====== SOURCE DATA ======

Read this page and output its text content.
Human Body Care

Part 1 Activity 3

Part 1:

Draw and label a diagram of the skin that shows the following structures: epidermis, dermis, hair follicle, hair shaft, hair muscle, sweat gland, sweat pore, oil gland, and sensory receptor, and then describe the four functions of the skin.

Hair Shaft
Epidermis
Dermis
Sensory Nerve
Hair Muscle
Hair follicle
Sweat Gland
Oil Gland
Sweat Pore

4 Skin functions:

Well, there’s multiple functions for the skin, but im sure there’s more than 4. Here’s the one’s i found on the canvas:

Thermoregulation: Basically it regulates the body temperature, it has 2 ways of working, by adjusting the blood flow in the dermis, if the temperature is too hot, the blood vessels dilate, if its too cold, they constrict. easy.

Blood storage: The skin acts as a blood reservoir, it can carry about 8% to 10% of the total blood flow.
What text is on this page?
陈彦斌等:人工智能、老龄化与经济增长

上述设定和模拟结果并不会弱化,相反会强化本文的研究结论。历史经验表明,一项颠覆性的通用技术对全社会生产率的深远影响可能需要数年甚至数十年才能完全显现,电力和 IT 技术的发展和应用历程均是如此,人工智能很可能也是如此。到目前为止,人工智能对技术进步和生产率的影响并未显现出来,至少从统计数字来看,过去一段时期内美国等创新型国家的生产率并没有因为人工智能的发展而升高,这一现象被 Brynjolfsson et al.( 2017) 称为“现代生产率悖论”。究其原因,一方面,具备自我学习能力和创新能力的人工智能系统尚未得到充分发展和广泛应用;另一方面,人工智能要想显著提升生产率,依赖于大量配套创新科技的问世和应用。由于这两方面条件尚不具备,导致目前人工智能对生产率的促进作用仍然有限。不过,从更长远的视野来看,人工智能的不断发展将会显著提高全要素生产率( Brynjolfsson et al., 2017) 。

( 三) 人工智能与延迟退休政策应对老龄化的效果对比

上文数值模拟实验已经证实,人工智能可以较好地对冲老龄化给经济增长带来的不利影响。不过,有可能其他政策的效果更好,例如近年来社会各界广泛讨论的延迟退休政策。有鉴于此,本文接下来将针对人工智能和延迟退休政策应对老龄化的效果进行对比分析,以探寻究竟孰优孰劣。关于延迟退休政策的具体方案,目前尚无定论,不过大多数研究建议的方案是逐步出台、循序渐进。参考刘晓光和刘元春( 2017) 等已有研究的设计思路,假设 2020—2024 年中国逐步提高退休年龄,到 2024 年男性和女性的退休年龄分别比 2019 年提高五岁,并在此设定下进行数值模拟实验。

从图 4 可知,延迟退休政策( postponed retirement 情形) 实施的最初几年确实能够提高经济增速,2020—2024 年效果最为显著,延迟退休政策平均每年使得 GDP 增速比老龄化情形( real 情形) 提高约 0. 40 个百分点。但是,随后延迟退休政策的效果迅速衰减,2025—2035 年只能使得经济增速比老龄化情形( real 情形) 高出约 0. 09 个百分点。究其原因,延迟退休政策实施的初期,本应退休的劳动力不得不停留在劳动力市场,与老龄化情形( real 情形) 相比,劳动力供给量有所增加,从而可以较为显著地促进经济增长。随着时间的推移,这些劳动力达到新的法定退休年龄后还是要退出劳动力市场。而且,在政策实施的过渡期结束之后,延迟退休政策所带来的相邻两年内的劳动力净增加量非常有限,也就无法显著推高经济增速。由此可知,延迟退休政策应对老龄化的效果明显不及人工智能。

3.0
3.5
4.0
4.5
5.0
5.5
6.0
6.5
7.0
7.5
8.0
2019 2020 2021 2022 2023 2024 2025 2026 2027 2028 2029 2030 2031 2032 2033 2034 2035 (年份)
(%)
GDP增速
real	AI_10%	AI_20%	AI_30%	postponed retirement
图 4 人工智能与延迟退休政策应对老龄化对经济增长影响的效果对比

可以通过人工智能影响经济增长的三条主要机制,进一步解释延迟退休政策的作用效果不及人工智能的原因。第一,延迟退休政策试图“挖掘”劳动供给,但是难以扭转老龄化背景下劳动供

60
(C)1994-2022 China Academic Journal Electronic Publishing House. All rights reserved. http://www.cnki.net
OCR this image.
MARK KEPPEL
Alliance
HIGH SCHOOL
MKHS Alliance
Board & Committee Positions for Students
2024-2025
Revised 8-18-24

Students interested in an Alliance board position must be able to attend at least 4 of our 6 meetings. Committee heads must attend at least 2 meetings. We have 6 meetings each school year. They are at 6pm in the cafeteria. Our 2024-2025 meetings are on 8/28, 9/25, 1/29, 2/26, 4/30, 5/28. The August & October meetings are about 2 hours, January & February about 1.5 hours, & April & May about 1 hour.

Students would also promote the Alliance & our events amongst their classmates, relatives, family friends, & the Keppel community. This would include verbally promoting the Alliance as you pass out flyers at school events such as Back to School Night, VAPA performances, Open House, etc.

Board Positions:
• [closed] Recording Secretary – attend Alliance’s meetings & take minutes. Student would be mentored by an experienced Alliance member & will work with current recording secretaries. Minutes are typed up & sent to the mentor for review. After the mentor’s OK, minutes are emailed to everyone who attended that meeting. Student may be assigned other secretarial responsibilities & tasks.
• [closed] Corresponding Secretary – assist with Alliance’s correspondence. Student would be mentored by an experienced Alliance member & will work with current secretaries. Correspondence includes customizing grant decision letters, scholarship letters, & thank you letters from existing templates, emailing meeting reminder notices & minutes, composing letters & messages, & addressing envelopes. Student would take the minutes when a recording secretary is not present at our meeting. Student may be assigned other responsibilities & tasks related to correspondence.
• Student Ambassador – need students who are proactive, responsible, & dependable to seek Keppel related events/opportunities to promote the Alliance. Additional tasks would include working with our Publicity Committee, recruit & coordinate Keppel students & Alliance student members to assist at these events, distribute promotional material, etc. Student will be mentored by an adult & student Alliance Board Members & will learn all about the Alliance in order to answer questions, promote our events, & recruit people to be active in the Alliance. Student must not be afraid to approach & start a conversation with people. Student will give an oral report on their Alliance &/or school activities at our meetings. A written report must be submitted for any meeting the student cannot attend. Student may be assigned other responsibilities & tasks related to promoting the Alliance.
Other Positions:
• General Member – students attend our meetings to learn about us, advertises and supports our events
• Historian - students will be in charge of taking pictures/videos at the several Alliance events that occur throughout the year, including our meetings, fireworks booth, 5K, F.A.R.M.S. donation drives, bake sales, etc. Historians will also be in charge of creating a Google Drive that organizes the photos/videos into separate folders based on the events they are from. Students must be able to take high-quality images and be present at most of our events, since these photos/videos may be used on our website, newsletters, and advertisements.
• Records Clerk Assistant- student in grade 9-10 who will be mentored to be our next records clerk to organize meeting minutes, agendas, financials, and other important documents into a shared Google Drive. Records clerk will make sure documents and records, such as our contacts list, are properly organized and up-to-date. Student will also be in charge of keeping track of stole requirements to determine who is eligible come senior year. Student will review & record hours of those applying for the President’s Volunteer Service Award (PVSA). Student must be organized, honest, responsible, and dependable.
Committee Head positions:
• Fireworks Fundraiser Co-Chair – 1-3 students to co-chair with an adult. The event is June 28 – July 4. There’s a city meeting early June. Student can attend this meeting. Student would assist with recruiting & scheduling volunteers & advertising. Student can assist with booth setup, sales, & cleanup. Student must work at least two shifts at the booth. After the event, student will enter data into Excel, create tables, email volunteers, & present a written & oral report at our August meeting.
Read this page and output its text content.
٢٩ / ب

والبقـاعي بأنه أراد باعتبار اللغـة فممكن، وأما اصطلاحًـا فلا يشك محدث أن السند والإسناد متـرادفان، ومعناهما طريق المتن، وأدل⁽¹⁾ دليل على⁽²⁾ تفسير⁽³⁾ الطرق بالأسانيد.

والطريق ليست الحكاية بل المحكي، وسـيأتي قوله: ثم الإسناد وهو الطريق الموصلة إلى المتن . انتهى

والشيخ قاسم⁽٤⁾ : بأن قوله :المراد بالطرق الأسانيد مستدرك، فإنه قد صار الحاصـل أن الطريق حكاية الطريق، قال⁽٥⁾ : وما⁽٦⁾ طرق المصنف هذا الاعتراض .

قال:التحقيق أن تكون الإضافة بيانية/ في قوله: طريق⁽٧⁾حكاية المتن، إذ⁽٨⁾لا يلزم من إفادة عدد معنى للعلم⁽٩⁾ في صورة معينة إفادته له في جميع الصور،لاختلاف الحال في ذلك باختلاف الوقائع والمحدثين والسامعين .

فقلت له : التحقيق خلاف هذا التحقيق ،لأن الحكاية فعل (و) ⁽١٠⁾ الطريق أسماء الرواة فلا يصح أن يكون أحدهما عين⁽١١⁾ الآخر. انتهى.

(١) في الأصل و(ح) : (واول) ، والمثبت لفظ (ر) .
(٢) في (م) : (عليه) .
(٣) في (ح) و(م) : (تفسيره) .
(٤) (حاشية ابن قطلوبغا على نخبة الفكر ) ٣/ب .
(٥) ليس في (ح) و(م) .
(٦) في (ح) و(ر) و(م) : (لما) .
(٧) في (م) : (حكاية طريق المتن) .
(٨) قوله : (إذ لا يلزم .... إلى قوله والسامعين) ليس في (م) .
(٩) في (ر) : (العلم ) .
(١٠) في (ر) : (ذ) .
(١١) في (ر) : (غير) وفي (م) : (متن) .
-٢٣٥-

======

### WORK TO COMPLETE
Report all lines of the data that include the word "الحكاية".

### ANSWER IN FULL
والطريق ليست الحكاية بل المحكي، وسـيأتي قوله: ثم الإسناد وهو الطريق الموصلة إلى المتن . انتهى
فقلت له : التحقيق خلاف هذا التحقيق ،لأن الحكاية فعل (و) ⁽١٠⁾ الطريق أسماء الرواة فلا يصح أن يكون أحدهما عين⁽١١⁾ الآخر. انتهى.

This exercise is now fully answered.